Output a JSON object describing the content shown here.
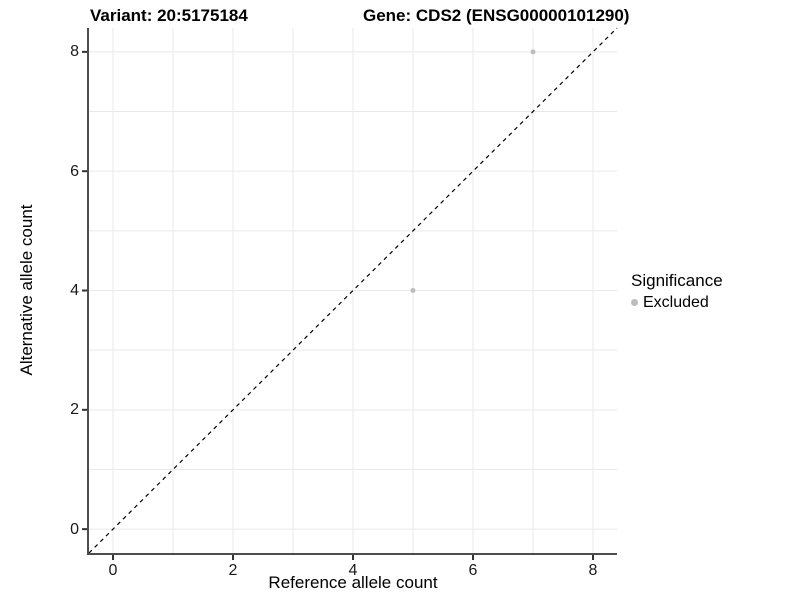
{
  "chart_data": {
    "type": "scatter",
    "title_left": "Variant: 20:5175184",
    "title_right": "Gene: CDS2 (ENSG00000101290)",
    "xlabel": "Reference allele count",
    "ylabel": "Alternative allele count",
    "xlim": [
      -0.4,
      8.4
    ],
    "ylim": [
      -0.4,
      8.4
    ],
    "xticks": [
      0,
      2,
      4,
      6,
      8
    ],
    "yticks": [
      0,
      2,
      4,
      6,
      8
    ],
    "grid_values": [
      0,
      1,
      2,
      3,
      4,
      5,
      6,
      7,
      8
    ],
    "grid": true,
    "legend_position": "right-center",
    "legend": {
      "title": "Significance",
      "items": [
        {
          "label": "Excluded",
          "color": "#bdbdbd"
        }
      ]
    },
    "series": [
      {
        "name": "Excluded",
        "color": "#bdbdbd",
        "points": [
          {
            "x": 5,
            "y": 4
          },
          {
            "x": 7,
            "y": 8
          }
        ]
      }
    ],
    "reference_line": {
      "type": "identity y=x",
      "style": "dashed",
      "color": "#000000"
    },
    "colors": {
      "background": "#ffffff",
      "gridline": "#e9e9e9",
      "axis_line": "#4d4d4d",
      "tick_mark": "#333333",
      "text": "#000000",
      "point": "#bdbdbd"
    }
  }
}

- - - -

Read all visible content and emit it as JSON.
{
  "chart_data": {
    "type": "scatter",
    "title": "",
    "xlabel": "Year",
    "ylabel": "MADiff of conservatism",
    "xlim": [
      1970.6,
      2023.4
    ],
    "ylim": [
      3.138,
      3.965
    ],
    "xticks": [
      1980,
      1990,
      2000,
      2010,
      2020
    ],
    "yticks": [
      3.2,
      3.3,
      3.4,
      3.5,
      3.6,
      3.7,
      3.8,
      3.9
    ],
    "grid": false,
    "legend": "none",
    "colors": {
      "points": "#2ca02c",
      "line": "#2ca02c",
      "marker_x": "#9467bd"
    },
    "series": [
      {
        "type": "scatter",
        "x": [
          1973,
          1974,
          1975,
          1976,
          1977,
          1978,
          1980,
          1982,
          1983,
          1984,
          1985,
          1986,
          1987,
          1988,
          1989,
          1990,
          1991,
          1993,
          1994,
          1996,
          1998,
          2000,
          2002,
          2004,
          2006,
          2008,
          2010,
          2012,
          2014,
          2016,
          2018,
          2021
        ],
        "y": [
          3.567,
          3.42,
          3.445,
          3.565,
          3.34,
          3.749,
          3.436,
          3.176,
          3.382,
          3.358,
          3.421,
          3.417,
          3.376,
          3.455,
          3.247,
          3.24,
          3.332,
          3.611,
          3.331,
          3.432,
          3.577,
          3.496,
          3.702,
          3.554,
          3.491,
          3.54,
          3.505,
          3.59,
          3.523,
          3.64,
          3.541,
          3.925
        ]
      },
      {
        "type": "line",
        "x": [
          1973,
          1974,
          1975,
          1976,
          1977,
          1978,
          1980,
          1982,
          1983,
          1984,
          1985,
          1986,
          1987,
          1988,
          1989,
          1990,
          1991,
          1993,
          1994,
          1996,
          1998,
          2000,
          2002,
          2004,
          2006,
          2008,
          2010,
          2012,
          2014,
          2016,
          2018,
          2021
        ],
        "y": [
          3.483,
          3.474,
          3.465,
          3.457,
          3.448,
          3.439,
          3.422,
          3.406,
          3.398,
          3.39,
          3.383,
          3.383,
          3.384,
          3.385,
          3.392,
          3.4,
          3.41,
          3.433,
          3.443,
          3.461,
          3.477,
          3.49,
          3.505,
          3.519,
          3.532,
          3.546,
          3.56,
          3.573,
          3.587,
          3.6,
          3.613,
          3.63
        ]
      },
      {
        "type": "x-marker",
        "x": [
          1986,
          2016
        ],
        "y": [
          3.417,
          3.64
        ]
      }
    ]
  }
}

- - - -

> What you have to do
Copy out the lines in which the string "count" appears.

> Output
    "xlabel": "Reference allele count",
    "ylabel": "Alternative allele count",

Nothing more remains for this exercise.